* _What you should do_: Pictures do not belong in your copy. Repeat all the other data exactly.

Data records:
====================
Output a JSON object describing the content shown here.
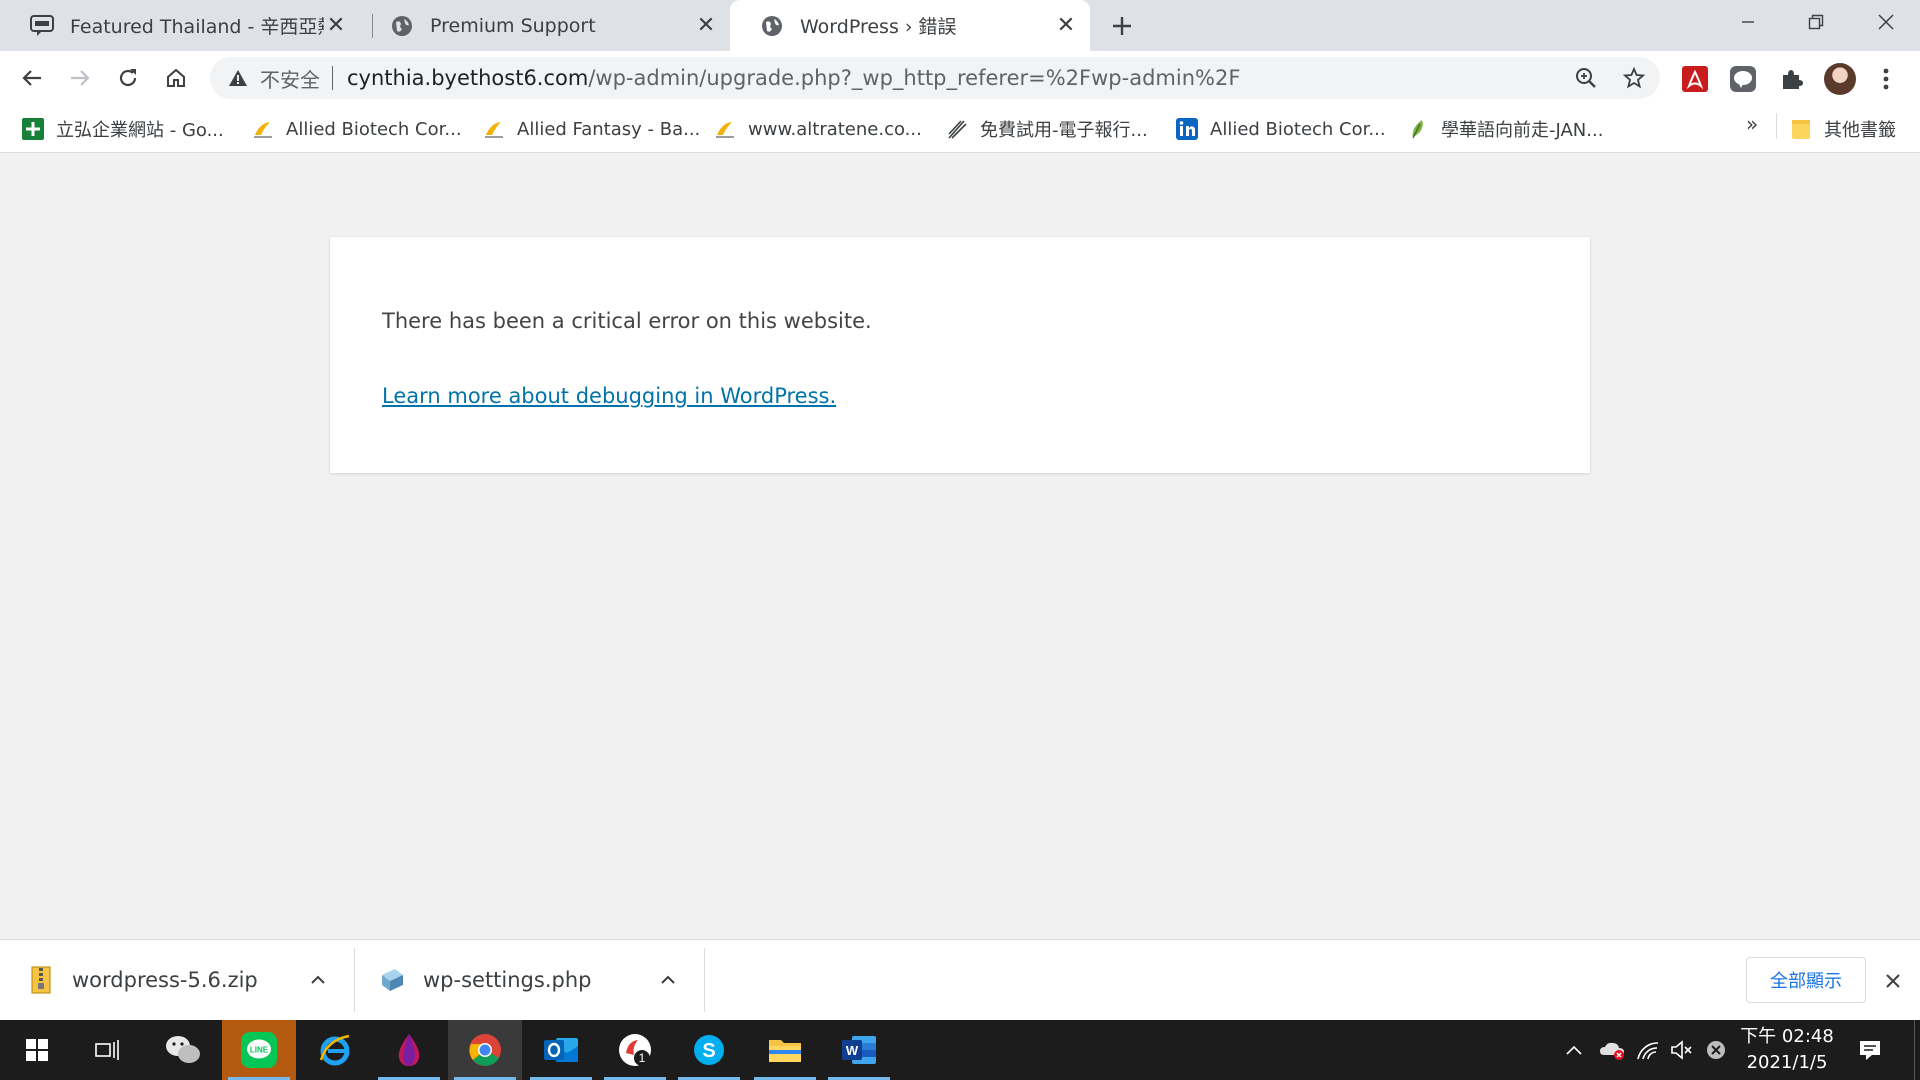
{
  "tabs": [
    {
      "title": "Featured Thailand - 辛西亞熱可",
      "favicon": "travel-logo-icon",
      "active": false
    },
    {
      "title": "Premium Support",
      "favicon": "globe-icon",
      "active": false
    },
    {
      "title": "WordPress › 錯誤",
      "favicon": "globe-icon",
      "active": true
    }
  ],
  "address_bar": {
    "security_label": "不安全",
    "url_host": "cynthia.byethost6.com",
    "url_path": "/wp-admin/upgrade.php?_wp_http_referer=%2Fwp-admin%2F"
  },
  "bookmarks": [
    {
      "label": "立弘企業網站 - Go...",
      "icon": "google-sheets-icon"
    },
    {
      "label": "Allied Biotech Cor...",
      "icon": "site-icon"
    },
    {
      "label": "Allied Fantasy - Ba...",
      "icon": "site-icon"
    },
    {
      "label": "www.altratene.co...",
      "icon": "site-icon"
    },
    {
      "label": "免費試用-電子報行...",
      "icon": "feather-icon"
    },
    {
      "label": "Allied Biotech Cor...",
      "icon": "linkedin-icon"
    },
    {
      "label": "學華語向前走-JAN...",
      "icon": "leaf-icon"
    }
  ],
  "bookmarks_more": "»",
  "other_bookmarks": "其他書籤",
  "page": {
    "message": "There has been a critical error on this website.",
    "link_text": "Learn more about debugging in WordPress."
  },
  "downloads": [
    {
      "name": "wordpress-5.6.zip",
      "icon": "zip-file-icon"
    },
    {
      "name": "wp-settings.php",
      "icon": "php-file-icon"
    }
  ],
  "show_all_label": "全部顯示",
  "taskbar": {
    "apps": [
      "start",
      "task-view",
      "wechat",
      "line",
      "internet-explorer",
      "paint-drop",
      "chrome",
      "outlook",
      "app-badge",
      "skype",
      "file-explorer",
      "word"
    ],
    "badge_count": "1",
    "clock_time": "下午 02:48",
    "clock_date": "2021/1/5"
  },
  "colors": {
    "link": "#0073aa",
    "accent": "#1a73e8",
    "taskbar": "#1c1c1c"
  }
}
====================
* _Correct response_:
Output a JSON object describing the content shown here.
{
  "tabs": [
    {
      "title": "Featured Thailand - 辛西亞熱可",
      "favicon": "travel-logo-icon",
      "active": false
    },
    {
      "title": "Premium Support",
      "favicon": "globe-icon",
      "active": false
    },
    {
      "title": "WordPress › 錯誤",
      "favicon": "globe-icon",
      "active": true
    }
  ],
  "address_bar": {
    "security_label": "不安全",
    "url_host": "cynthia.byethost6.com",
    "url_path": "/wp-admin/upgrade.php?_wp_http_referer=%2Fwp-admin%2F"
  },
  "bookmarks": [
    {
      "label": "立弘企業網站 - Go...",
      "icon": "google-sheets-icon"
    },
    {
      "label": "Allied Biotech Cor...",
      "icon": "site-icon"
    },
    {
      "label": "Allied Fantasy - Ba...",
      "icon": "site-icon"
    },
    {
      "label": "www.altratene.co...",
      "icon": "site-icon"
    },
    {
      "label": "免費試用-電子報行...",
      "icon": "feather-icon"
    },
    {
      "label": "Allied Biotech Cor...",
      "icon": "linkedin-icon"
    },
    {
      "label": "學華語向前走-JAN...",
      "icon": "leaf-icon"
    }
  ],
  "bookmarks_more": "»",
  "other_bookmarks": "其他書籤",
  "page": {
    "message": "There has been a critical error on this website.",
    "link_text": "Learn more about debugging in WordPress."
  },
  "downloads": [
    {
      "name": "wordpress-5.6.zip",
      "icon": "zip-file-icon"
    },
    {
      "name": "wp-settings.php",
      "icon": "php-file-icon"
    }
  ],
  "show_all_label": "全部顯示",
  "taskbar": {
    "apps": [
      "start",
      "task-view",
      "wechat",
      "line",
      "internet-explorer",
      "paint-drop",
      "chrome",
      "outlook",
      "app-badge",
      "skype",
      "file-explorer",
      "word"
    ],
    "badge_count": "1",
    "clock_time": "下午 02:48",
    "clock_date": "2021/1/5"
  },
  "colors": {
    "link": "#0073aa",
    "accent": "#1a73e8",
    "taskbar": "#1c1c1c"
  }
}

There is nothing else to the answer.